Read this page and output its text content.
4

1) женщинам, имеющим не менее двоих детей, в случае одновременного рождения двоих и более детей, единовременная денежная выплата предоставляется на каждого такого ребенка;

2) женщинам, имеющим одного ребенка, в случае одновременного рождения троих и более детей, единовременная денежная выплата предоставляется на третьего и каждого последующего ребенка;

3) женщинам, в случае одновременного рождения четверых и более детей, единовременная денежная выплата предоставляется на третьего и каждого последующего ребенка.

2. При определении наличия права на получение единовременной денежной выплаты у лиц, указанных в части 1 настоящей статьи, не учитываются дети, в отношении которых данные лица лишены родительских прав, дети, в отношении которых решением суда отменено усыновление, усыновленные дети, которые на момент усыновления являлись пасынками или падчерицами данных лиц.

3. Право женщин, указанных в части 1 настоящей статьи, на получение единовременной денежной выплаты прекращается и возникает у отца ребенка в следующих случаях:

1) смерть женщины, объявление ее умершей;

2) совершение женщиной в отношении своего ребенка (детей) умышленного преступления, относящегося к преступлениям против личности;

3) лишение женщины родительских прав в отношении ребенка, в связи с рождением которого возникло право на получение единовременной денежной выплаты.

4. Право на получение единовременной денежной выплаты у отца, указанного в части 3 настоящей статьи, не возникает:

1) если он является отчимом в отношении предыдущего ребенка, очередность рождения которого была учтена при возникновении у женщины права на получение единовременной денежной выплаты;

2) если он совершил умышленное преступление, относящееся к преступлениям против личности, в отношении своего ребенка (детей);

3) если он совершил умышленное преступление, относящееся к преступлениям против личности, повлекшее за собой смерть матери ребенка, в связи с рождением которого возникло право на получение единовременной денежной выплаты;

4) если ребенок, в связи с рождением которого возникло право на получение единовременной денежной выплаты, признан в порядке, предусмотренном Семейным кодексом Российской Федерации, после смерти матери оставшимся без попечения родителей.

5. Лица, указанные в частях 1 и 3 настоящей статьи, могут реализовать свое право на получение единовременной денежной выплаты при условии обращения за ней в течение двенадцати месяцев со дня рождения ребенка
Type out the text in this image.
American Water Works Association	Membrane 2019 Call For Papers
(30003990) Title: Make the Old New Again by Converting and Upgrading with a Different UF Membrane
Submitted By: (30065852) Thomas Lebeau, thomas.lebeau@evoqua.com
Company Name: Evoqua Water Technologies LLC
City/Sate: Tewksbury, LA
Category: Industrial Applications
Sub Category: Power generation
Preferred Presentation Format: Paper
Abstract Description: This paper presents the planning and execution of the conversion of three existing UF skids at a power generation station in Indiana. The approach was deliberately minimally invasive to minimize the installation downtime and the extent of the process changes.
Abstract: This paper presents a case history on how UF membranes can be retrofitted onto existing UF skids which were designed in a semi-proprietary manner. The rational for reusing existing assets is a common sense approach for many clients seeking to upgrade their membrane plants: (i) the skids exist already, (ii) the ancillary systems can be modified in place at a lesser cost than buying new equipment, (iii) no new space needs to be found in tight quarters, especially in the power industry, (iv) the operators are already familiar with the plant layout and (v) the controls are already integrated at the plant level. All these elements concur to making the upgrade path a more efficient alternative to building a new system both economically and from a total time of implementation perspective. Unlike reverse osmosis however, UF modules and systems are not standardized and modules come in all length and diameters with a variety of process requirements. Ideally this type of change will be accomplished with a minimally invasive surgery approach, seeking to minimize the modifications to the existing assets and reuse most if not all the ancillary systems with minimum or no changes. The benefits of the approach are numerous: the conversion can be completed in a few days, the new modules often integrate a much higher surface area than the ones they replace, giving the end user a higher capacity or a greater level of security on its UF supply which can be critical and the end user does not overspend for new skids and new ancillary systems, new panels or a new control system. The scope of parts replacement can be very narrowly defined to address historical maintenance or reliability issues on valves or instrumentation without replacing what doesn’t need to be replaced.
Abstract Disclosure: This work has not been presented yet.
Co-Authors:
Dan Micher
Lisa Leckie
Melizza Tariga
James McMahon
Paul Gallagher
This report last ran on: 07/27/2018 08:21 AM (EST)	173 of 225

> [Instruction]:
Report all lines of the material that contain the word "случае".

> [Exercise response]:
1) женщинам, имеющим не менее двоих детей, в случае одновременного рождения двоих и более детей, единовременная денежная выплата предоставляется на каждого такого ребенка;
2) женщинам, имеющим одного ребенка, в случае одновременного рождения троих и более детей, единовременная денежная выплата предоставляется на третьего и каждого последующего ребенка;
3) женщинам, в случае одновременного рождения четверых и более детей, единовременная денежная выплата предоставляется на третьего и каждого последующего ребенка.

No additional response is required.